Dataset entries:

▬▬▬

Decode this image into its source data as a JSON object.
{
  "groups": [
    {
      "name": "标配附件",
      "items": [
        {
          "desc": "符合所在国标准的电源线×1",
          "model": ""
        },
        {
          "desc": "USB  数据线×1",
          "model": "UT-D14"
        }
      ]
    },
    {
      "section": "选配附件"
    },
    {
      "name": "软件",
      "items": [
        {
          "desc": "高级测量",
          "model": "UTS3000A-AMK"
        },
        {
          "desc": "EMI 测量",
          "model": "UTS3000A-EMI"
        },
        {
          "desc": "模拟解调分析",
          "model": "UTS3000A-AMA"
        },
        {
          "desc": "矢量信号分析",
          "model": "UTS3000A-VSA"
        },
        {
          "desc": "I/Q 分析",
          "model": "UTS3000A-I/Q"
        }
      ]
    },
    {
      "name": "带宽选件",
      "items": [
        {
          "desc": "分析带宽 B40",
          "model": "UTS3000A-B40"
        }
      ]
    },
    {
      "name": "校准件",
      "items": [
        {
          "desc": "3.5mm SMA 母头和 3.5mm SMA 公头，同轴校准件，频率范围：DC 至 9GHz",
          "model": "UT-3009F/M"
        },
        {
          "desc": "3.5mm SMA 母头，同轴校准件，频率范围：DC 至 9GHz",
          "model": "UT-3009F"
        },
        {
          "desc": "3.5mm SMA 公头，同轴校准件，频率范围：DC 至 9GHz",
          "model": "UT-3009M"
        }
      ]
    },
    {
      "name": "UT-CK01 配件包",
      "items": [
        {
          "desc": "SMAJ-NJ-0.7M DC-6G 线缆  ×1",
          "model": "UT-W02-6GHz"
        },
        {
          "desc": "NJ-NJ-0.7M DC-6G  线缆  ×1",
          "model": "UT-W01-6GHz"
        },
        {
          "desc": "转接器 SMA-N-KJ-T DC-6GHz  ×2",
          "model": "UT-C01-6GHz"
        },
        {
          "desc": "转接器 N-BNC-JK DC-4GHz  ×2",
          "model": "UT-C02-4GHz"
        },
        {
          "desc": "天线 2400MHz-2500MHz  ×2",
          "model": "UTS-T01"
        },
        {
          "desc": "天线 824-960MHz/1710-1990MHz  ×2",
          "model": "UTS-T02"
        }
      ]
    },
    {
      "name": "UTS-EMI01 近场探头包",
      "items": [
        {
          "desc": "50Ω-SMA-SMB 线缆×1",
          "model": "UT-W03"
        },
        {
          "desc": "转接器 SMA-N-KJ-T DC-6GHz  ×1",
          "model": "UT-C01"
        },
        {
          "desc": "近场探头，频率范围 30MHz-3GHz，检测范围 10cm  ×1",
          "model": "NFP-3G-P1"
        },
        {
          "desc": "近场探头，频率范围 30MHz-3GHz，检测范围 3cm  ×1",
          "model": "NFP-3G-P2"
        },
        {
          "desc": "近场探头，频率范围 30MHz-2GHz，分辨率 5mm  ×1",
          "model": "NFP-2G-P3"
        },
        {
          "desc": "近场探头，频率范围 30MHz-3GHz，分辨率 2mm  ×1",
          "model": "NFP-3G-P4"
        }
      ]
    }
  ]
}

▬▬▬

■ Given problem:
All lines holding the word "name" should be picked out and copied.

■ Expected output:
      "name": "标配附件",
      "name": "软件",
      "name": "带宽选件",
      "name": "校准件",
      "name": "UT-CK01 配件包",
      "name": "UTS-EMI01 近场探头包",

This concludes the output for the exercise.